Stated exercise: Repeat the data verbatim.

★ ★ ★ ★

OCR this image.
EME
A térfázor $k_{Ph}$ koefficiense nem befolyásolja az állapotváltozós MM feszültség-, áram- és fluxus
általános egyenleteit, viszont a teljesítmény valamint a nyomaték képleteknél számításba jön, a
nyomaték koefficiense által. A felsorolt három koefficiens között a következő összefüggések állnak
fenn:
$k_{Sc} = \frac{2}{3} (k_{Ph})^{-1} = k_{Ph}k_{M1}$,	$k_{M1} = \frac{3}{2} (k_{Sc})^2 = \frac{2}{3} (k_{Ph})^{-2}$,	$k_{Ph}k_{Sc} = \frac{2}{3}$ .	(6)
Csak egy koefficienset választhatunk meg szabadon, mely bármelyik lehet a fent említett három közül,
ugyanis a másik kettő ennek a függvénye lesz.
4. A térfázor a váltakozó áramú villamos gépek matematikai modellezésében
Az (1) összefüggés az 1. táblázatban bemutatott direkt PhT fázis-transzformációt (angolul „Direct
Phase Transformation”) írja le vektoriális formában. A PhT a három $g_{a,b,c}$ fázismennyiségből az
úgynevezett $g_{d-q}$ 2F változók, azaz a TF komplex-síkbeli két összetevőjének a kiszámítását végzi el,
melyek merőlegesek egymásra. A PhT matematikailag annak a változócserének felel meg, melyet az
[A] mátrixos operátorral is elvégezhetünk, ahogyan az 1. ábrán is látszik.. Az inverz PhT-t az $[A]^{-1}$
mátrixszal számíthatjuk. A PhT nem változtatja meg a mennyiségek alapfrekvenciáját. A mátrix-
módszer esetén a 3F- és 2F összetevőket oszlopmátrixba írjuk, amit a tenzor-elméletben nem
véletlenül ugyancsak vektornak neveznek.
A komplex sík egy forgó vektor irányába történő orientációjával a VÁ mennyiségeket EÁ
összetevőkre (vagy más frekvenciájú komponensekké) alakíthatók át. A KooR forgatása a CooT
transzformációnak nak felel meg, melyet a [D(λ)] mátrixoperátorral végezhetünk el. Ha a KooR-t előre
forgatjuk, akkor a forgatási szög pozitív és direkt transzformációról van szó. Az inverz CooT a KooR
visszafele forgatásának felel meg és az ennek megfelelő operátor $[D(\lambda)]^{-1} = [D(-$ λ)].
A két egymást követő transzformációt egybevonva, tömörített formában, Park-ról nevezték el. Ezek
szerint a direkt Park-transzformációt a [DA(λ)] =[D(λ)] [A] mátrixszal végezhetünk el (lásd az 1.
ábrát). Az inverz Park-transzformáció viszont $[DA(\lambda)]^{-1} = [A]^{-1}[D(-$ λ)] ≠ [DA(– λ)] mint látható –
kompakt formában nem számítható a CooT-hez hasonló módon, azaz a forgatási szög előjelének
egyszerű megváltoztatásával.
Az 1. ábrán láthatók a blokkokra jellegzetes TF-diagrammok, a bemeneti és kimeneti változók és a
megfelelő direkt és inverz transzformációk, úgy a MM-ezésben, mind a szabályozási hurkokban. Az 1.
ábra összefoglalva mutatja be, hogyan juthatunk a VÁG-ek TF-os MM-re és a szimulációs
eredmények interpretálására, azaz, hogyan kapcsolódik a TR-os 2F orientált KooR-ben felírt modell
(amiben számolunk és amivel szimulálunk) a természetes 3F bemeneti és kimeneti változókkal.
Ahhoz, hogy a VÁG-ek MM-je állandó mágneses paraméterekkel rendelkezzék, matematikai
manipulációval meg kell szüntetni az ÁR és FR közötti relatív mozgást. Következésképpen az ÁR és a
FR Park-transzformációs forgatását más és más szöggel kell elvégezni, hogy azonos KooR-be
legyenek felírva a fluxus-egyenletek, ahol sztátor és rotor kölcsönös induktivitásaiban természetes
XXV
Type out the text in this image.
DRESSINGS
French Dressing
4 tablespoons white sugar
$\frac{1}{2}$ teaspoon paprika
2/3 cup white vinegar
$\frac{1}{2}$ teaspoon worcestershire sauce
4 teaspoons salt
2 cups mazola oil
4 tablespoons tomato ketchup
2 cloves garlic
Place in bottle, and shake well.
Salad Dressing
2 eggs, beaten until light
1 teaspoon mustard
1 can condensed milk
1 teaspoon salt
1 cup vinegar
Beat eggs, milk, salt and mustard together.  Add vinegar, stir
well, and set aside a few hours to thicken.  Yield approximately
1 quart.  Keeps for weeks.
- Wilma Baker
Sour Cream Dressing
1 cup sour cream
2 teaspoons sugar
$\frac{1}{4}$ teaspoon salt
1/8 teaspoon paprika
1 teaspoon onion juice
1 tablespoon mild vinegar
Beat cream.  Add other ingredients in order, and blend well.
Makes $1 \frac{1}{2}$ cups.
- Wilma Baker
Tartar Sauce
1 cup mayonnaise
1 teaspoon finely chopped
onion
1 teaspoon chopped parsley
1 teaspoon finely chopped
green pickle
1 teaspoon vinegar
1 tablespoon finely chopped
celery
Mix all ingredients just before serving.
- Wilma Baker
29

★ ★ ★ ★

Answer to this problem:
OCR this image.
EME
A térfázor $k_{Ph}$ koefficiense nem befolyásolja az állapotváltozós MM feszültség-, áram- és fluxus
általános egyenleteit, viszont a teljesítmény valamint a nyomaték képleteknél számításba jön, a
nyomaték koefficiense által. A felsorolt három koefficiens között a következő összefüggések állnak
fenn:
$k_{Sc} = \frac{2}{3} (k_{Ph})^{-1} = k_{Ph}k_{M1}$,	$k_{M1} = \frac{3}{2} (k_{Sc})^2 = \frac{2}{3} (k_{Ph})^{-2}$,	$k_{Ph}k_{Sc} = \frac{2}{3}$ .	(6)
Csak egy koefficienset választhatunk meg szabadon, mely bármelyik lehet a fent említett három közül,
ugyanis a másik kettő ennek a függvénye lesz.
4. A térfázor a váltakozó áramú villamos gépek matematikai modellezésében
Az (1) összefüggés az 1. táblázatban bemutatott direkt PhT fázis-transzformációt (angolul „Direct
Phase Transformation”) írja le vektoriális formában. A PhT a három $g_{a,b,c}$ fázismennyiségből az
úgynevezett $g_{d-q}$ 2F változók, azaz a TF komplex-síkbeli két összetevőjének a kiszámítását végzi el,
melyek merőlegesek egymásra. A PhT matematikailag annak a változócserének felel meg, melyet az
[A] mátrixos operátorral is elvégezhetünk, ahogyan az 1. ábrán is látszik.. Az inverz PhT-t az $[A]^{-1}$
mátrixszal számíthatjuk. A PhT nem változtatja meg a mennyiségek alapfrekvenciáját. A mátrix-
módszer esetén a 3F- és 2F összetevőket oszlopmátrixba írjuk, amit a tenzor-elméletben nem
véletlenül ugyancsak vektornak neveznek.
A komplex sík egy forgó vektor irányába történő orientációjával a VÁ mennyiségeket EÁ
összetevőkre (vagy más frekvenciájú komponensekké) alakíthatók át. A KooR forgatása a CooT
transzformációnak nak felel meg, melyet a [D(λ)] mátrixoperátorral végezhetünk el. Ha a KooR-t előre
forgatjuk, akkor a forgatási szög pozitív és direkt transzformációról van szó. Az inverz CooT a KooR
visszafele forgatásának felel meg és az ennek megfelelő operátor $[D(\lambda)]^{-1} = [D(-$ λ)].
A két egymást követő transzformációt egybevonva, tömörített formában, Park-ról nevezték el. Ezek
szerint a direkt Park-transzformációt a [DA(λ)] =[D(λ)] [A] mátrixszal végezhetünk el (lásd az 1.
ábrát). Az inverz Park-transzformáció viszont $[DA(\lambda)]^{-1} = [A]^{-1}[D(-$ λ)] ≠ [DA(– λ)] mint látható –
kompakt formában nem számítható a CooT-hez hasonló módon, azaz a forgatási szög előjelének
egyszerű megváltoztatásával.
Az 1. ábrán láthatók a blokkokra jellegzetes TF-diagrammok, a bemeneti és kimeneti változók és a
megfelelő direkt és inverz transzformációk, úgy a MM-ezésben, mind a szabályozási hurkokban. Az 1.
ábra összefoglalva mutatja be, hogyan juthatunk a VÁG-ek TF-os MM-re és a szimulációs
eredmények interpretálására, azaz, hogyan kapcsolódik a TR-os 2F orientált KooR-ben felírt modell
(amiben számolunk és amivel szimulálunk) a természetes 3F bemeneti és kimeneti változókkal.
Ahhoz, hogy a VÁG-ek MM-je állandó mágneses paraméterekkel rendelkezzék, matematikai
manipulációval meg kell szüntetni az ÁR és FR közötti relatív mozgást. Következésképpen az ÁR és a
FR Park-transzformációs forgatását más és más szöggel kell elvégezni, hogy azonos KooR-be
legyenek felírva a fluxus-egyenletek, ahol sztátor és rotor kölcsönös induktivitásaiban természetes
XXV
Type out the text in this image.
DRESSINGS
French Dressing
4 tablespoons white sugar
$\frac{1}{2}$ teaspoon paprika
2/3 cup white vinegar
$\frac{1}{2}$ teaspoon worcestershire sauce
4 teaspoons salt
2 cups mazola oil
4 tablespoons tomato ketchup
2 cloves garlic
Place in bottle, and shake well.
Salad Dressing
2 eggs, beaten until light
1 teaspoon mustard
1 can condensed milk
1 teaspoon salt
1 cup vinegar
Beat eggs, milk, salt and mustard together.  Add vinegar, stir
well, and set aside a few hours to thicken.  Yield approximately
1 quart.  Keeps for weeks.
- Wilma Baker
Sour Cream Dressing
1 cup sour cream
2 teaspoons sugar
$\frac{1}{4}$ teaspoon salt
1/8 teaspoon paprika
1 teaspoon onion juice
1 tablespoon mild vinegar
Beat cream.  Add other ingredients in order, and blend well.
Makes $1 \frac{1}{2}$ cups.
- Wilma Baker
Tartar Sauce
1 cup mayonnaise
1 teaspoon finely chopped
onion
1 teaspoon chopped parsley
1 teaspoon finely chopped
green pickle
1 teaspoon vinegar
1 tablespoon finely chopped
celery
Mix all ingredients just before serving.
- Wilma Baker
29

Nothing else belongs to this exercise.